Exercise objective: Every line of the records that holds the word "incidence" should be copied.

Extracted information:
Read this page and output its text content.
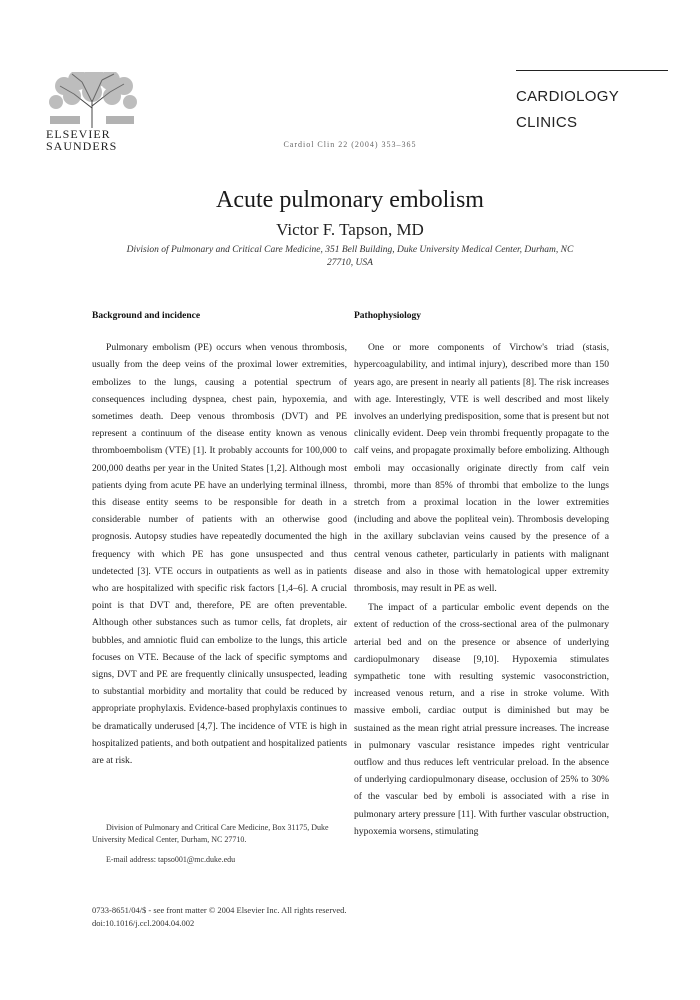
ELSEVIER
SAUNDERS
CARDIOLOGY
CLINICS
Cardiol Clin 22 (2004) 353–365
Acute pulmonary embolism
Victor F. Tapson, MD
Division of Pulmonary and Critical Care Medicine, 351 Bell Building, Duke University Medical Center, Durham, NC 27710, USA
Background and incidence

Pulmonary embolism (PE) occurs when venous thrombosis, usually from the deep veins of the proximal lower extremities, embolizes to the lungs, causing a potential spectrum of consequences including dyspnea, chest pain, hypoxemia, and sometimes death. Deep venous thrombosis (DVT) and PE represent a continuum of the disease entity known as venous thromboembolism (VTE) [1]. It probably accounts for 100,000 to 200,000 deaths per year in the United States [1,2]. Although most patients dying from acute PE have an underlying terminal illness, this disease entity seems to be responsible for death in a considerable number of patients with an otherwise good prognosis. Autopsy studies have repeatedly documented the high frequency with which PE has gone unsuspected and thus undetected [3]. VTE occurs in outpatients as well as in patients who are hospitalized with specific risk factors [1,4–6]. A crucial point is that DVT and, therefore, PE are often preventable. Although other substances such as tumor cells, fat droplets, air bubbles, and amniotic fluid can embolize to the lungs, this article focuses on VTE. Because of the lack of specific symptoms and signs, DVT and PE are frequently clinically unsuspected, leading to substantial morbidity and mortality that could be reduced by appropriate prophylaxis. Evidence-based prophylaxis continues to be dramatically underused [4,7]. The incidence of VTE is high in hospitalized patients, and both outpatient and hospitalized patients are at risk.

Pathophysiology

One or more components of Virchow's triad (stasis, hypercoagulability, and intimal injury), described more than 150 years ago, are present in nearly all patients [8]. The risk increases with age. Interestingly, VTE is well described and most likely involves an underlying predisposition, some that is present but not clinically evident. Deep vein thrombi frequently propagate to the calf veins, and propagate proximally before embolizing. Although emboli may occasionally originate directly from calf vein thrombi, more than 85% of thrombi that embolize to the lungs stretch from a proximal location in the lower extremities (including and above the popliteal vein). Thrombosis developing in the axillary subclavian veins caused by the presence of a central venous catheter, particularly in patients with malignant disease and also in those with hematological upper extremity thrombosis, may result in PE as well.

The impact of a particular embolic event depends on the extent of reduction of the cross-sectional area of the pulmonary arterial bed and on the presence or absence of underlying cardiopulmonary disease [9,10]. Hypoxemia stimulates sympathetic tone with resulting systemic vasoconstriction, increased venous return, and a rise in stroke volume. With massive emboli, cardiac output is diminished but may be sustained as the mean right atrial pressure increases. The increase in pulmonary vascular resistance impedes right ventricular outflow and thus reduces left ventricular preload. In the absence of underlying cardiopulmonary disease, occlusion of 25% to 30% of the vascular bed by emboli is associated with a rise in pulmonary artery pressure [11]. With further vascular obstruction, hypoxemia worsens, stimulating

Division of Pulmonary and Critical Care Medicine, Box 31175, Duke University Medical Center, Durham, NC 27710.

E-mail address: tapso001@mc.duke.edu

0733-8651/04/$ - see front matter © 2004 Elsevier Inc. All rights reserved.
doi:10.1016/j.ccl.2004.04.002
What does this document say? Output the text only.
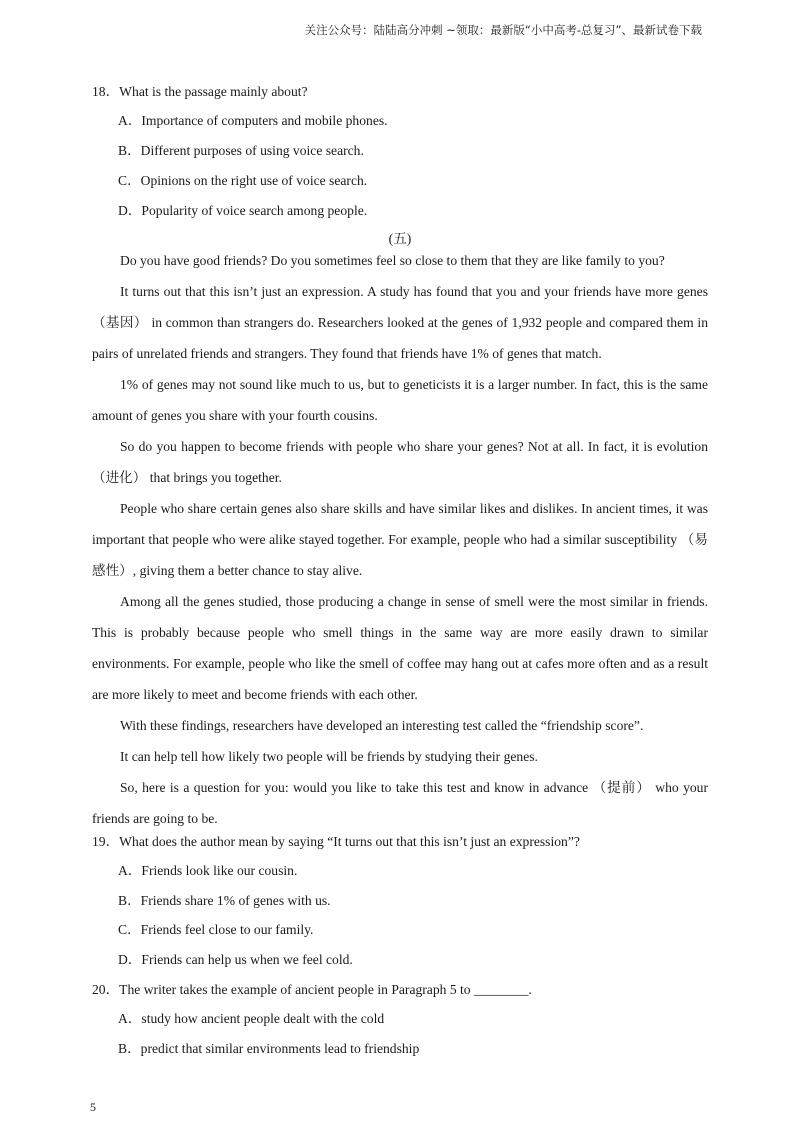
关注公众号：陆陆高分冲刺 ~领取：最新版“小中高考-总复习”、最新试卷下载
18．What is the passage mainly about?
A．Importance of computers and mobile phones.
B．Different purposes of using voice search.
C．Opinions on the right use of voice search.
D．Popularity of voice search among people.
(五)

Do you have good friends? Do you sometimes feel so close to them that they are like family to you?

It turns out that this isn’t just an expression. A study has found that you and your friends have more genes （基因） in common than strangers do. Researchers looked at the genes of 1,932 people and compared them in pairs of unrelated friends and strangers. They found that friends have 1% of genes that match.

1% of genes may not sound like much to us, but to geneticists it is a larger number. In fact, this is the same amount of genes you share with your fourth cousins.

So do you happen to become friends with people who share your genes? Not at all. In fact, it is evolution （进化） that brings you together.

People who share certain genes also share skills and have similar likes and dislikes. In ancient times, it was important that people who were alike stayed together. For example, people who had a similar susceptibility （易感性）, giving them a better chance to stay alive.

Among all the genes studied, those producing a change in sense of smell were the most similar in friends. This is probably because people who smell things in the same way are more easily drawn to similar environments. For example, people who like the smell of coffee may hang out at cafes more often and as a result are more likely to meet and become friends with each other.

With these findings, researchers have developed an interesting test called the “friendship score”.

It can help tell how likely two people will be friends by studying their genes.

So, here is a question for you: would you like to take this test and know in advance （提前） who your friends are going to be.

19．What does the author mean by saying “It turns out that this isn’t just an expression”?
A．Friends look like our cousin.
B．Friends share 1% of genes with us.
C．Friends feel close to our family.
D．Friends can help us when we feel cold.
20．The writer takes the example of ancient people in Paragraph 5 to ________.
A．study how ancient people dealt with the cold
B．predict that similar environments lead to friendship
5
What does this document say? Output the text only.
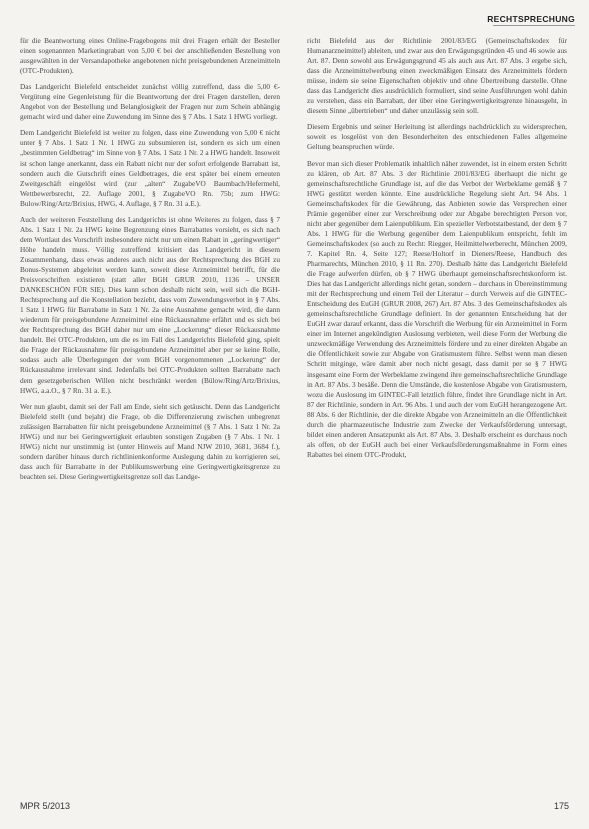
RECHTSPRECHUNG

für die Beantwortung eines Online-Fragebogens mit drei Fragen erhält der Besteller einen sogenannten Marketingrabatt von 5,00 € bei der anschließenden Bestellung von ausgewählten in der Versandapotheke angebotenen nicht preisgebundenen Arzneimitteln (OTC-Produkten).

Das Landgericht Bielefeld entscheidet zunächst völlig zutreffend, dass die 5,00 €-Vergütung eine Gegenleistung für die Beantwortung der drei Fragen darstellen, deren Angebot von der Bestellung und Belanglosigkeit der Fragen nur zum Schein abhängig gemacht wird und daher eine Zuwendung im Sinne des § 7 Abs. 1 Satz 1 HWG vorliegt.

Dem Landgericht Bielefeld ist weiter zu folgen, dass eine Zuwendung von 5,00 € nicht unter § 7 Abs. 1 Satz 1 Nr. 1 HWG zu subsumieren ist, sondern es sich um einen „bestimmten Geldbetrag“ im Sinne von § 7 Abs. 1 Satz 1 Nr. 2 a HWG handelt. Insoweit ist schon lange anerkannt, dass ein Rabatt nicht nur der sofort erfolgende Barrabatt ist, sondern auch die Gutschrift eines Geldbetrages, die erst später bei einem erneuten Zweitgeschäft eingelöst wird (zur „alten“ ZugabeVO Baumbach/Hefermehl, Wettbewerbsrecht, 22. Auflage 2001, § ZugabeVO Rn. 75b; zum HWG: Bulow/Ring/Artz/Brixius, HWG, 4. Auflage, § 7 Rn. 31 a.E.).

Auch der weiteren Feststellung des Landgerichts ist ohne Weiteres zu folgen, dass § 7 Abs. 1 Satz 1 Nr. 2a HWG keine Begrenzung eines Barrabattes vorsieht, es sich nach dem Wortlaut des Vorschrift insbesondere nicht nur um einen Rabatt in „geringwertiger“ Höhe handeln muss. Völlig zutreffend kritisiert das Landgericht in diesem Zusammenhang, dass etwas anderes auch nicht aus der Rechtsprechung des BGH zu Bonus-Systemen abgeleitet werden kann, soweit diese Arzneimittel betrifft, für die Preisvorschriften existieren (statt aller BGH GRUR 2010, 1136 – UNSER DANKESCHÖN FÜR SIE). Dies kann schon deshalb nicht sein, weil sich die BGH-Rechtsprechung auf die Konstellation bezieht, dass vom Zuwendungsverbot in § 7 Abs. 1 Satz 1 HWG für Barrabatte in Satz 1 Nr. 2a eine Ausnahme gemacht wird, die dann wiederum für preisgebundene Arzneimittel eine Rückausnahme erfährt und es sich bei der Rechtsprechung des BGH daher nur um eine „Lockerung“ dieser Rückausnahme handelt. Bei OTC-Produkten, um die es im Fall des Landgerichts Bielefeld ging, spielt die Frage der Rückausnahme für preisgebundene Arzneimittel aber per se keine Rolle, sodass auch alle Überlegungen der vom BGH vorgenommenen „Lockerung“ der Rückausnahme irrelevant sind. Jedenfalls bei OTC-Produkten sollten Barrabatte nach dem gesetzgeberischen Willen nicht beschränkt werden (Bülow/Ring/Artz/Brixius, HWG, a.a.O., § 7 Rn. 31 a. E.).

Wer nun glaubt, damit sei der Fall am Ende, sieht sich getäuscht. Denn das Landgericht Bielefeld stellt (und bejaht) die Frage, ob die Differenzierung zwischen unbegrenzt zulässigen Barrabatten für nicht preisgebundene Arzneimittel (§ 7 Abs. 1 Satz 1 Nr. 2a HWG) und nur bei Geringwertigkeit erlaubten sonstigen Zugaben (§ 7 Abs. 1 Nr. 1 HWG) nicht nur unstimmig ist (unter Hinweis auf Mand NJW 2010, 3681, 3684 f.), sondern darüber hinaus durch richtlinienkonforme Auslegung dahin zu korrigieren sei, dass auch für Barrabatte in der Publikumswerbung eine Geringwertigkeitsgrenze zu beachten sei. Diese Geringwertigkeitsgrenze soll das Landge-

richt Bielefeld aus der Richtlinie 2001/83/EG (Gemeinschaftskodex für Humanarzneimittel) ableiten, und zwar aus den Erwägungsgründen 45 und 46 sowie aus Art. 87. Denn sowohl aus Erwägungsgrund 45 als auch aus Art. 87 Abs. 3 ergebe sich, dass die Arzneimittelwerbung einen zweckmäßigen Einsatz des Arzneimittels fördern müsse, indem sie seine Eigenschaften objektiv und ohne Übertreibung darstelle. Ohne dass das Landgericht dies ausdrücklich formuliert, sind seine Ausführungen wohl dahin zu verstehen, dass ein Barrabatt, der über eine Geringwertigkeitsgrenze hinausgeht, in diesem Sinne „übertrieben“ und daher unzulässig sein soll.

Diesem Ergebnis und seiner Herleitung ist allerdings nachdrücklich zu widersprechen, soweit es losgelöst von den Besonderheiten des entschiedenen Falles allgemeine Geltung beanspruchen würde.

Bevor man sich dieser Problematik inhaltlich näher zuwendet, ist in einem ersten Schritt zu klären, ob Art. 87 Abs. 3 der Richtlinie 2001/83/EG überhaupt die nicht ge gemeinschaftsrechtliche Grundlage ist, auf die das Verbot der Werbeklame gemäß § 7 HWG gestützt werden könnte. Eine ausdrückliche Regelung sieht Art. 94 Abs. 1 Gemeinschaftskodex für die Gewährung, das Anbieten sowie das Versprechen einer Prämie gegenüber einer zur Verschreibung oder zur Abgabe berechtigten Person vor, nicht aber gegenüber dem Laienpublikum. Ein spezieller Verbotstatbestand, der dem § 7 Abs. 1 HWG für die Werbung gegenüber dem Laienpublikum entspricht, fehlt im Gemeinschaftskodex (so auch zu Recht: Riegger, Heilmittelwerberecht, München 2009, 7. Kapitel Rn. 4, Seite 127; Reese/Holtorf in Dieners/Reese, Handbuch des Pharmarechts, München 2010, § 11 Rn. 270). Deshalb hätte das Landgericht Bielefeld die Frage aufwerfen dürfen, ob § 7 HWG überhaupt gemeinschaftsrechtskonform ist. Dies hat das Landgericht allerdings nicht getan, sondern – durchaus in Übereinstimmung mit der Rechtsprechung und einem Teil der Literatur – durch Verweis auf die GINTEC-Entscheidung des EuGH (GRUR 2008, 267) Art. 87 Abs. 3 des Gemeinschaftskodex als gemeinschaftsrechtliche Grundlage definiert. In der genannten Entscheidung hat der EuGH zwar darauf erkannt, dass die Vorschrift die Werbung für ein Arzneimittel in Form einer im Internet angekündigten Auslosung verbieten, weil diese Form der Werbung die unzweckmäßige Verwendung des Arzneimittels fördere und zu einer direkten Abgabe an die Öffentlichkeit sowie zur Abgabe von Gratismustern führe. Selbst wenn man diesen Schritt mitginge, wäre damit aber noch nicht gesagt, dass damit per se § 7 HWG insgesamt eine Form der Werbeklame zwingend ihre gemeinschaftsrechtliche Grundlage in Art. 87 Abs. 3 besäße. Denn die Umstände, die kostenlose Abgabe von Gratismustern, wozu die Auslosung im GINTEC-Fall letztlich führe, findet ihre Grundlage nicht in Art. 87 der Richtlinie, sondern in Art. 96 Abs. 1 und auch der vom EuGH herangezogene Art. 88 Abs. 6 der Richtlinie, der die direkte Abgabe von Arzneimitteln an die Öffentlichkeit durch die pharmazeutische Industrie zum Zwecke der Verkaufsförderung untersagt, bildet einen anderen Ansatzpunkt als Art. 87 Abs. 3. Deshalb erscheint es durchaus noch als offen, ob der EuGH auch bei einer Verkaufsförderungsmaßnahme in Form eines Rabattes bei einem OTC-Produkt,

MPR 5/2013	175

Solution to this problem:
Background and incidence
Pulmonary embolism (PE) occurs when venous thrombosis, usually from the deep veins of the proximal lower extremities, embolizes to the lungs, causing a potential spectrum of consequences including dyspnea, chest pain, hypoxemia, and sometimes death. Deep venous thrombosis (DVT) and PE represent a continuum of the disease entity known as venous thromboembolism (VTE) [1]. It probably accounts for 100,000 to 200,000 deaths per year in the United States [1,2]. Although most patients dying from acute PE have an underlying terminal illness, this disease entity seems to be responsible for death in a considerable number of patients with an otherwise good prognosis. Autopsy studies have repeatedly documented the high frequency with which PE has gone unsuspected and thus undetected [3]. VTE occurs in outpatients as well as in patients who are hospitalized with specific risk factors [1,4–6]. A crucial point is that DVT and, therefore, PE are often preventable. Although other substances such as tumor cells, fat droplets, air bubbles, and amniotic fluid can embolize to the lungs, this article focuses on VTE. Because of the lack of specific symptoms and signs, DVT and PE are frequently clinically unsuspected, leading to substantial morbidity and mortality that could be reduced by appropriate prophylaxis. Evidence-based prophylaxis continues to be dramatically underused [4,7]. The incidence of VTE is high in hospitalized patients, and both outpatient and hospitalized patients are at risk.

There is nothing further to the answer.